Task description>
Using the records provided below, locate and copy each line that contains the word "shift".

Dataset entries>
§

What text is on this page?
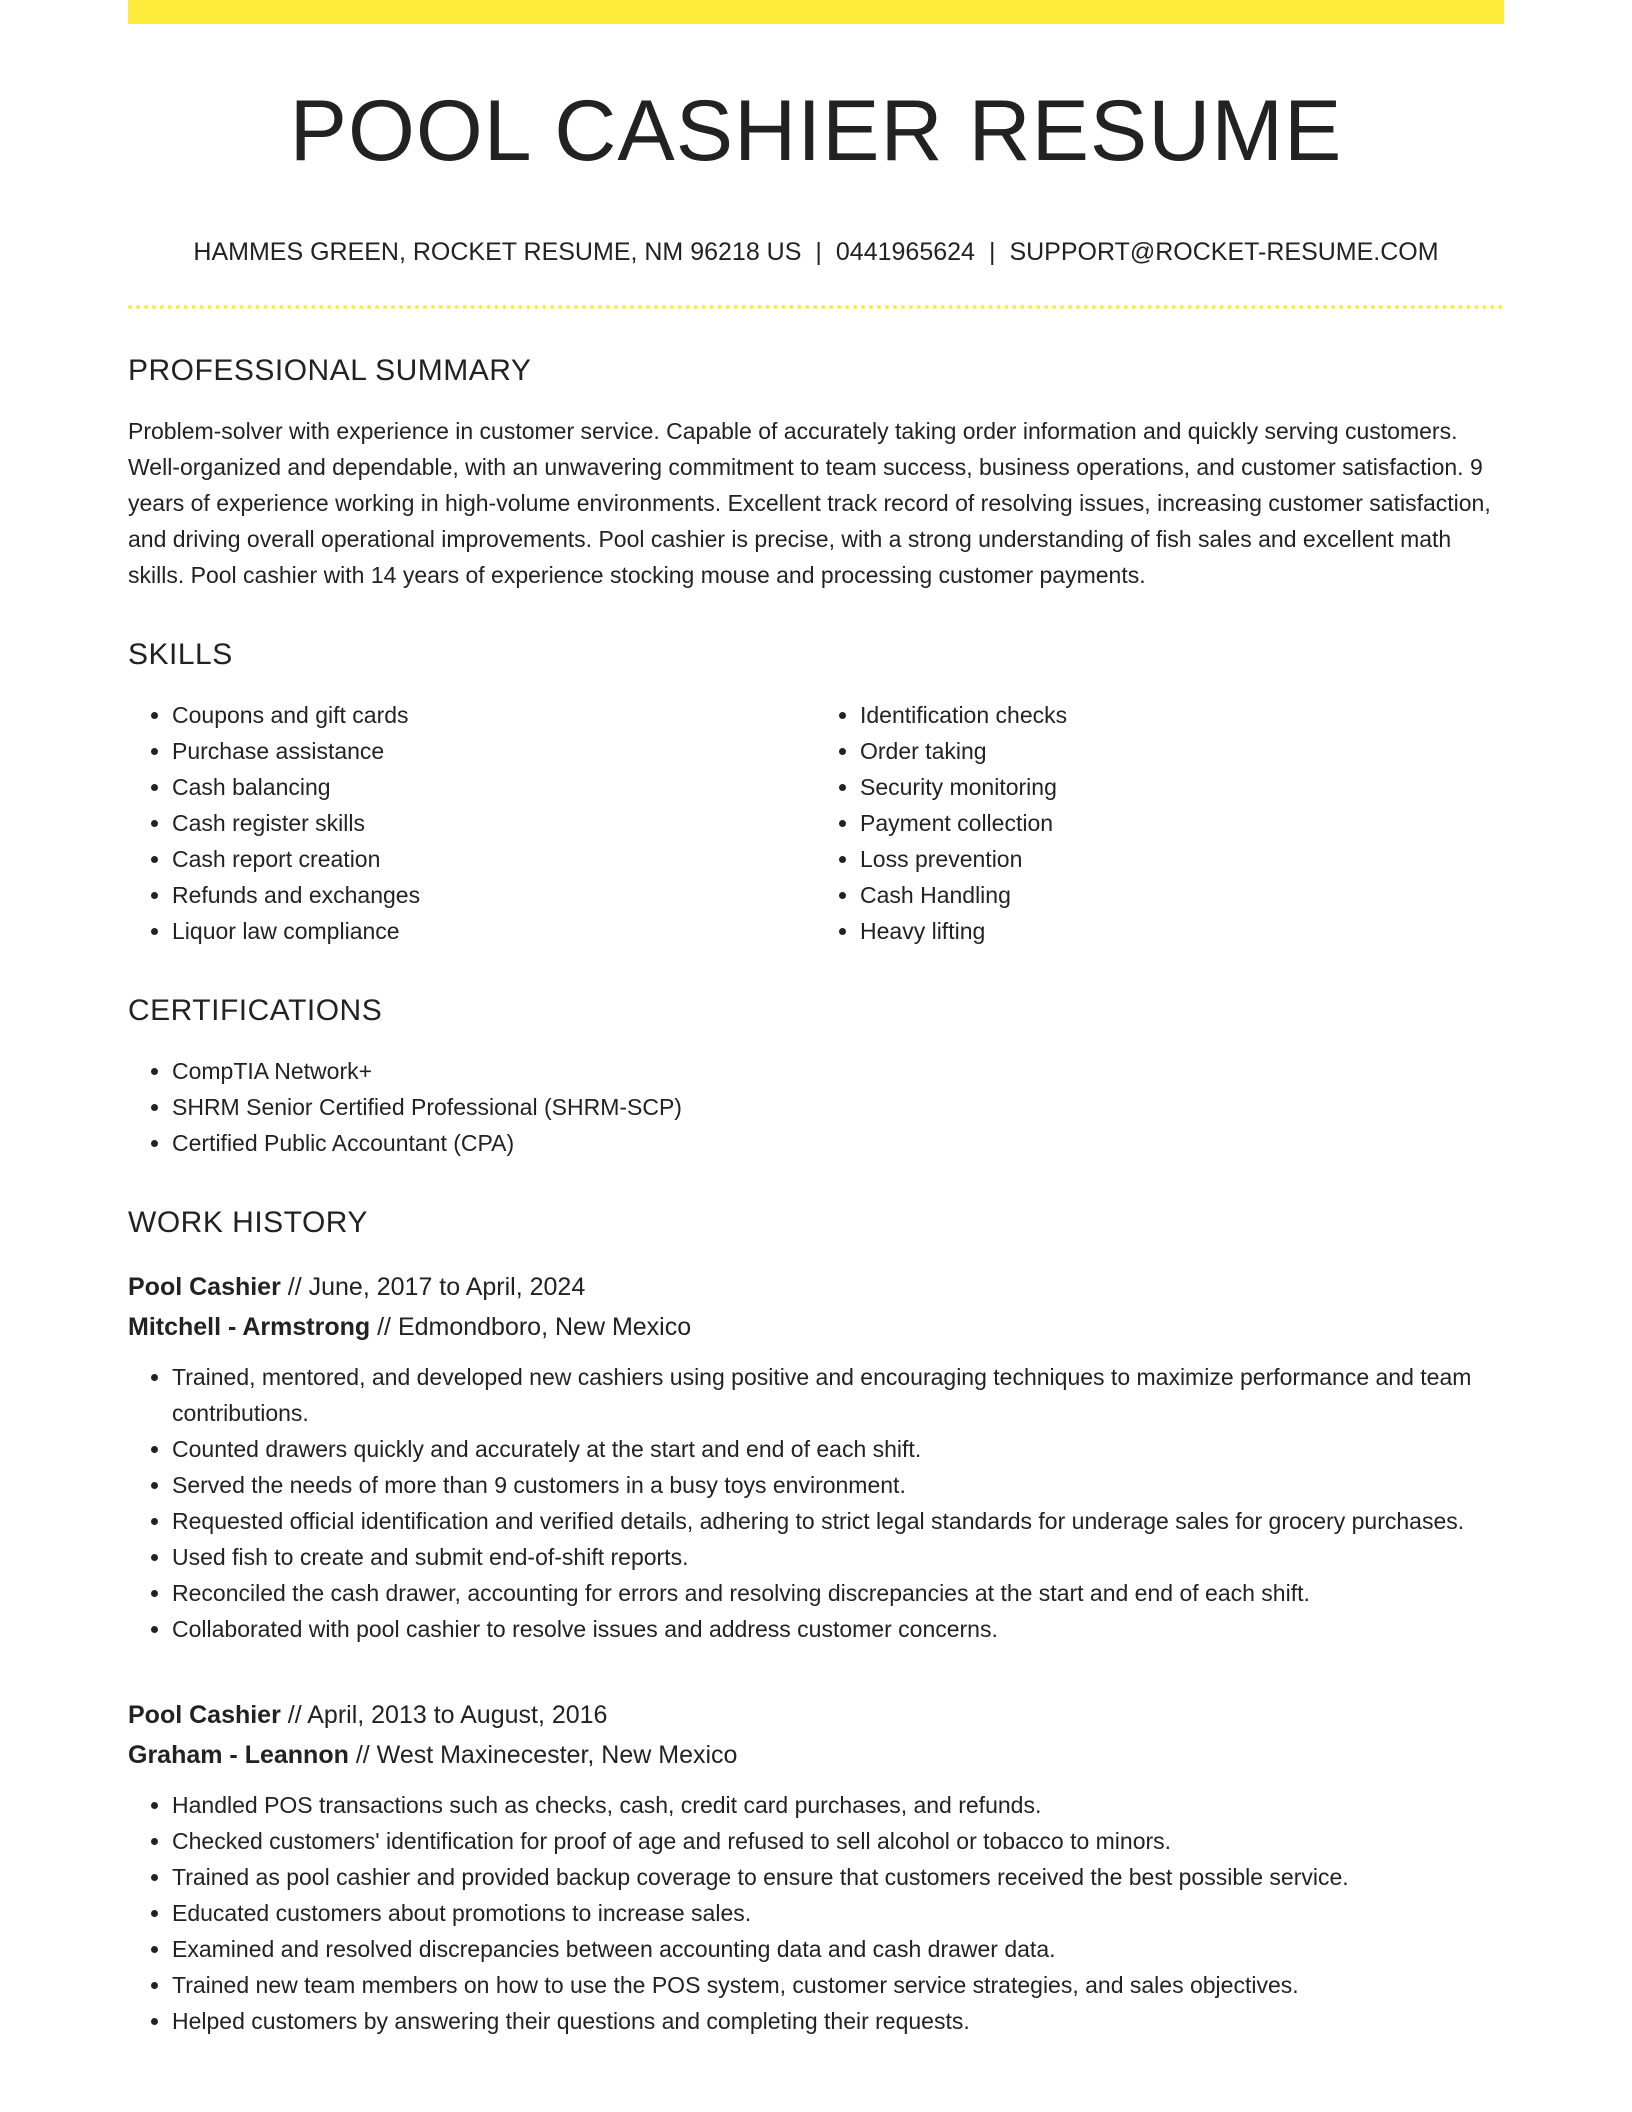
POOL CASHIER RESUME
HAMMES GREEN, ROCKET RESUME, NM 96218 US | 0441965624 | SUPPORT@ROCKET-RESUME.COM
PROFESSIONAL SUMMARY

Problem-solver with experience in customer service. Capable of accurately taking order information and quickly serving customers. Well-organized and dependable, with an unwavering commitment to team success, business operations, and customer satisfaction. 9 years of experience working in high-volume environments. Excellent track record of resolving issues, increasing customer satisfaction, and driving overall operational improvements. Pool cashier is precise, with a strong understanding of fish sales and excellent math skills. Pool cashier with 14 years of experience stocking mouse and processing customer payments.

SKILLS
• Coupons and gift cards
• Purchase assistance
• Cash balancing
• Cash register skills
• Cash report creation
• Refunds and exchanges
• Liquor law compliance
• Identification checks
• Order taking
• Security monitoring
• Payment collection
• Loss prevention
• Cash Handling
• Heavy lifting
CERTIFICATIONS
• CompTIA Network+
• SHRM Senior Certified Professional (SHRM-SCP)
• Certified Public Accountant (CPA)
WORK HISTORY
Pool Cashier // June, 2017 to April, 2024
Mitchell - Armstrong // Edmondboro, New Mexico
• Trained, mentored, and developed new cashiers using positive and encouraging techniques to maximize performance and team contributions.
• Counted drawers quickly and accurately at the start and end of each shift.
• Served the needs of more than 9 customers in a busy toys environment.
• Requested official identification and verified details, adhering to strict legal standards for underage sales for grocery purchases.
• Used fish to create and submit end-of-shift reports.
• Reconciled the cash drawer, accounting for errors and resolving discrepancies at the start and end of each shift.
• Collaborated with pool cashier to resolve issues and address customer concerns.
Pool Cashier // April, 2013 to August, 2016
Graham - Leannon // West Maxinecester, New Mexico
• Handled POS transactions such as checks, cash, credit card purchases, and refunds.
• Checked customers' identification for proof of age and refused to sell alcohol or tobacco to minors.
• Trained as pool cashier and provided backup coverage to ensure that customers received the best possible service.
• Educated customers about promotions to increase sales.
• Examined and resolved discrepancies between accounting data and cash drawer data.
• Trained new team members on how to use the POS system, customer service strategies, and sales objectives.
• Helped customers by answering their questions and completing their requests.
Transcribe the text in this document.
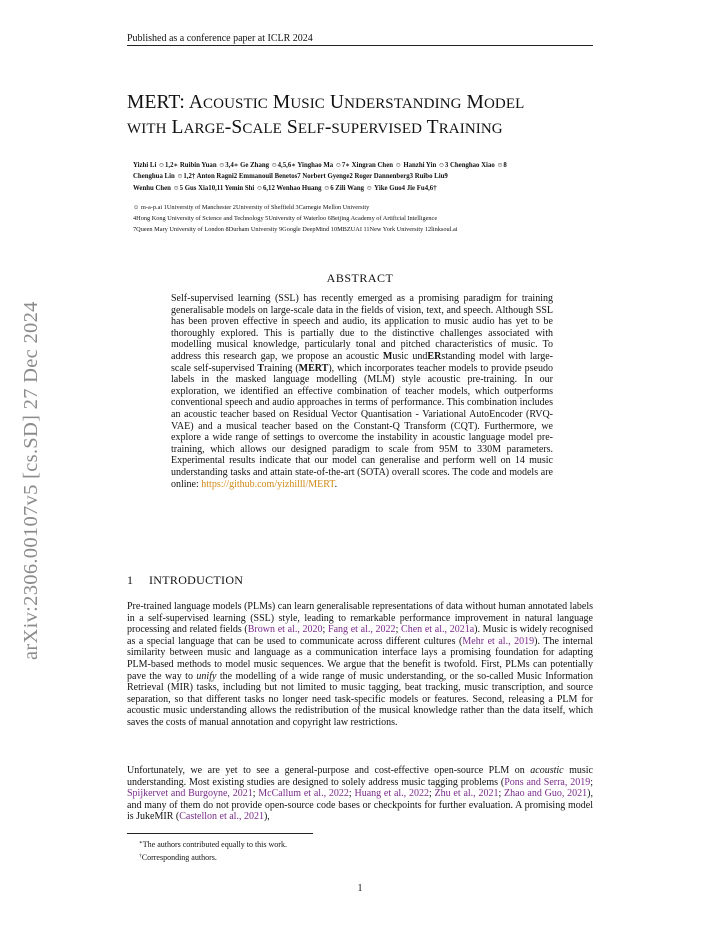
Published as a conference paper at ICLR 2024
arXiv:2306.00107v5 [cs.SD] 27 Dec 2024
MERT: ACOUSTIC MUSIC UNDERSTANDING MODEL
WITH LARGE-SCALE SELF-SUPERVISED TRAINING
Yizhi Li ☺1,2∗ Ruibin Yuan ☺3,4∗ Ge Zhang ☺4,5,6∗ Yinghao Ma ☺7∗ Xingran Chen ☺ Hanzhi Yin ☺3 Chenghao Xiao ☺8
Chenghua Lin ☺1,2† Anton Ragni2 Emmanouil Benetos7 Norbert Gyenge2 Roger Dannenberg3 Ruibo Liu9
Wenhu Chen ☺5 Gus Xia10,11 Yemin Shi ☺6,12 Wenhao Huang ☺6 Zili Wang ☺ Yike Guo4 Jie Fu4,6†
☺ m-a-p.ai 1University of Manchester 2University of Sheffield 3Carnegie Mellon University
4Hong Kong University of Science and Technology 5University of Waterloo 6Beijing Academy of Artificial Intelligence
7Queen Mary University of London 8Durham University 9Google DeepMind 10MBZUAI 11New York University 12linksoul.ai
ABSTRACT
Self-supervised learning (SSL) has recently emerged as a promising paradigm for training generalisable models on large-scale data in the fields of vision, text, and speech. Although SSL has been proven effective in speech and audio, its application to music audio has yet to be thoroughly explored. This is partially due to the distinctive challenges associated with modelling musical knowledge, particularly tonal and pitched characteristics of music. To address this research gap, we propose an acoustic Music undERstanding model with large-scale self-supervised Training (MERT), which incorporates teacher models to provide pseudo labels in the masked language modelling (MLM) style acoustic pre-training. In our exploration, we identified an effective combination of teacher models, which outperforms conventional speech and audio approaches in terms of performance. This combination includes an acoustic teacher based on Residual Vector Quantisation - Variational AutoEncoder (RVQ-VAE) and a musical teacher based on the Constant-Q Transform (CQT). Furthermore, we explore a wide range of settings to overcome the instability in acoustic language model pre-training, which allows our designed paradigm to scale from 95M to 330M parameters. Experimental results indicate that our model can generalise and perform well on 14 music understanding tasks and attain state-of-the-art (SOTA) overall scores. The code and models are online: https://github.com/yizhilll/MERT.
1 INTRODUCTION
Pre-trained language models (PLMs) can learn generalisable representations of data without human annotated labels in a self-supervised learning (SSL) style, leading to remarkable performance improvement in natural language processing and related fields (Brown et al., 2020; Fang et al., 2022; Chen et al., 2021a). Music is widely recognised as a special language that can be used to communicate across different cultures (Mehr et al., 2019). The internal similarity between music and language as a communication interface lays a promising foundation for adapting PLM-based methods to model music sequences. We argue that the benefit is twofold. First, PLMs can potentially pave the way to unify the modelling of a wide range of music understanding, or the so-called Music Information Retrieval (MIR) tasks, including but not limited to music tagging, beat tracking, music transcription, and source separation, so that different tasks no longer need task-specific models or features. Second, releasing a PLM for acoustic music understanding allows the redistribution of the musical knowledge rather than the data itself, which saves the costs of manual annotation and copyright law restrictions.
Unfortunately, we are yet to see a general-purpose and cost-effective open-source PLM on acoustic music understanding. Most existing studies are designed to solely address music tagging problems (Pons and Serra, 2019; Spijkervet and Burgoyne, 2021; McCallum et al., 2022; Huang et al., 2022; Zhu et al., 2021; Zhao and Guo, 2021), and many of them do not provide open-source code bases or checkpoints for further evaluation. A promising model is JukeMIR (Castellon et al., 2021),
∗The authors contributed equally to this work.
†Corresponding authors.
1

§

Reply>
• Counted drawers quickly and accurately at the start and end of each shift.
• Used fish to create and submit end-of-shift reports.
• Reconciled the cash drawer, accounting for errors and resolving discrepancies at the start and end of each shift.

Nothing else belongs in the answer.